= What the task asks =
Without including any pictures, write out all the entries exactly.

= Dataset records on visual material =
▽

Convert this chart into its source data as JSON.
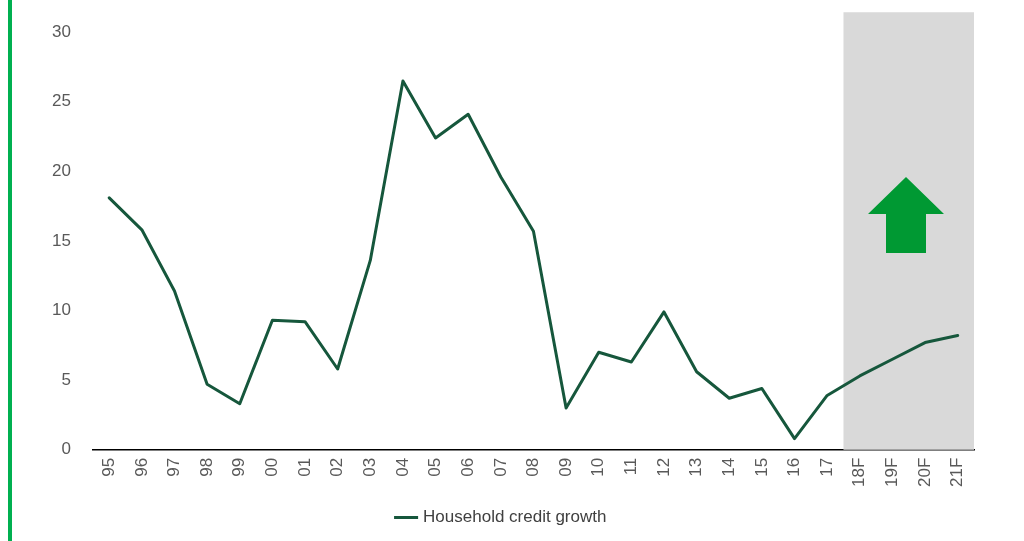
{
  "chart_data": {
    "type": "line",
    "categories": [
      "95",
      "96",
      "97",
      "98",
      "99",
      "00",
      "01",
      "02",
      "03",
      "04",
      "05",
      "06",
      "07",
      "08",
      "09",
      "10",
      "11",
      "12",
      "13",
      "14",
      "15",
      "16",
      "17",
      "18F",
      "19F",
      "20F",
      "21F"
    ],
    "series": [
      {
        "name": "Household credit growth",
        "color": "#16573c",
        "values": [
          18.1,
          15.8,
          11.4,
          4.7,
          3.3,
          9.3,
          9.2,
          5.8,
          13.6,
          26.5,
          22.4,
          24.1,
          19.6,
          15.7,
          3.0,
          7.0,
          6.3,
          9.9,
          5.6,
          3.7,
          4.4,
          0.8,
          3.9,
          5.3,
          6.5,
          7.7,
          8.2
        ]
      }
    ],
    "ylim": [
      0,
      30
    ],
    "yticks": [
      0,
      5,
      10,
      15,
      20,
      25,
      30
    ],
    "bands": [
      {
        "axis": "x",
        "from": "18F",
        "to": "21F",
        "color": "#d9d9d9"
      }
    ],
    "grid": false,
    "legend": "bottom",
    "marker": "none",
    "line_style": "solid"
  }
}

△

= Reply to the task =
Convert this chart into its source data as JSON.
{
  "chart_data": {
    "type": "line",
    "categories": [
      "95",
      "96",
      "97",
      "98",
      "99",
      "00",
      "01",
      "02",
      "03",
      "04",
      "05",
      "06",
      "07",
      "08",
      "09",
      "10",
      "11",
      "12",
      "13",
      "14",
      "15",
      "16",
      "17",
      "18F",
      "19F",
      "20F",
      "21F"
    ],
    "series": [
      {
        "name": "Household credit growth",
        "color": "#16573c",
        "values": [
          18.1,
          15.8,
          11.4,
          4.7,
          3.3,
          9.3,
          9.2,
          5.8,
          13.6,
          26.5,
          22.4,
          24.1,
          19.6,
          15.7,
          3.0,
          7.0,
          6.3,
          9.9,
          5.6,
          3.7,
          4.4,
          0.8,
          3.9,
          5.3,
          6.5,
          7.7,
          8.2
        ]
      }
    ],
    "ylim": [
      0,
      30
    ],
    "yticks": [
      0,
      5,
      10,
      15,
      20,
      25,
      30
    ],
    "bands": [
      {
        "axis": "x",
        "from": "18F",
        "to": "21F",
        "color": "#d9d9d9"
      }
    ],
    "grid": false,
    "legend": "bottom",
    "marker": "none",
    "line_style": "solid"
  }
}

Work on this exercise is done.